AIM: Return all lines with the word "Ahmed" in them.

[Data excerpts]

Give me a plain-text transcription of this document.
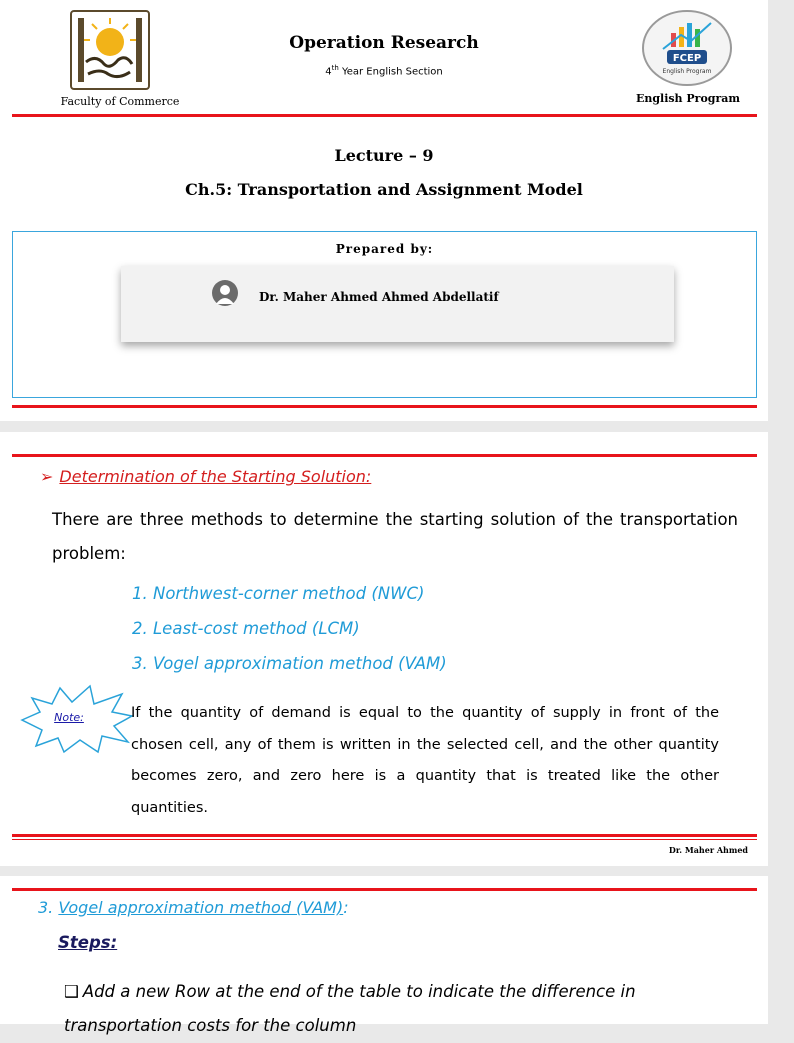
Faculty of Commerce
Operation Research
4th Year English Section
FCEP
English Program
English Program
Lecture – 9
Ch.5: Transportation and Assignment Model
Prepared by:
Dr. Maher Ahmed Ahmed Abdellatif
➢ Determination of the Starting Solution:
There are three methods to determine the starting solution of the transportation problem:
1. Northwest-corner method (NWC)
2. Least-cost method (LCM)
3. Vogel approximation method (VAM)
Note:	If the quantity of demand is equal to the quantity of supply in front of the chosen cell, any of them is written in the selected cell, and the other quantity becomes zero, and zero here is a quantity that is treated like the other quantities.
Dr. Maher Ahmed
3. Vogel approximation method (VAM):
Steps:
❑ Add a new Row at the end of the table to indicate the difference in transportation costs for the column
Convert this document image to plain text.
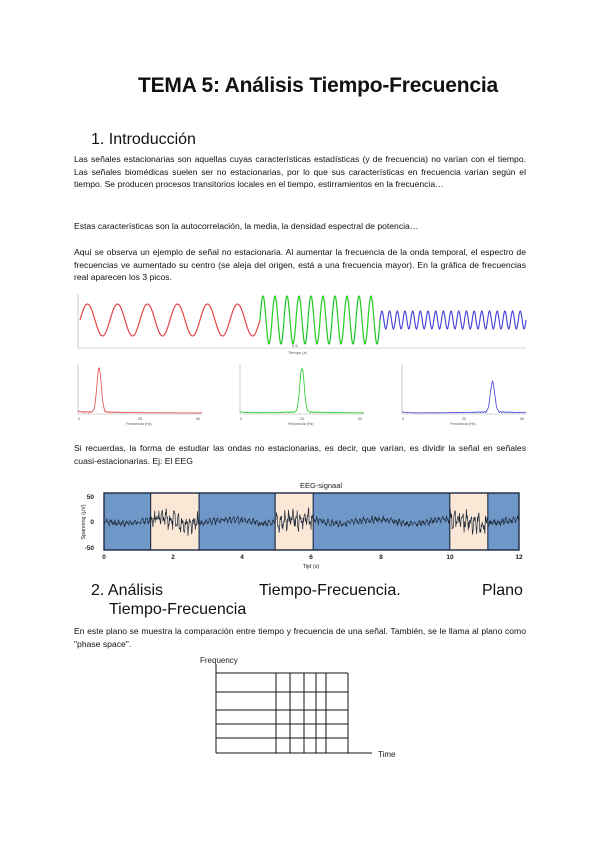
TEMA 5: Análisis Tiempo-Frecuencia
1. Introducción

Las señales estacionarias son aquellas cuyas características estadísticas (y de frecuencia) no varían con el tiempo. Las señales biomédicas suelen ser no estacionarias, por lo que sus características en frecuencia varían según el tiempo. Se producen procesos transitorios locales en el tiempo, estirramientos en la frecuencia…

Estas características son la autocorrelación, la media, la densidad espectral de potencia…

Aquí se observa un ejemplo de señal no estacionaria. Al aumentar la frecuencia de la onda temporal, el espectro de frecuencias ve aumentado su centro (se aleja del origen, está a una frecuencia mayor). En la gráfica de frecuencias real aparecen los 3 picos.

0.5
Tiempo (s)
0	25	50
Frecuencia (Hz)
0	25	50
Frecuencia (Hz)
0	25	50
Frecuencia (Hz)

Si recuerdas, la forma de estudiar las ondas no estacionarias, es decir, que varían, es dividir la señal en señales cuasi-estacionarias. Ej: El EEG

EEG-signaal
50
0
-50
Spanning (µV)
0	2	4	6	8	10	12
Tijd (s)
2. Análisis	Tiempo-Frecuencia.	Plano
Tiempo-Frecuencia

En este plano se muestra la comparación entre tiempo y frecuencia de una señal. También, se le llama al plano como "phase space".

Frequency
Time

SOLUTION:
Dr. Maher Ahmed Ahmed Abdellatif
Dr. Maher Ahmed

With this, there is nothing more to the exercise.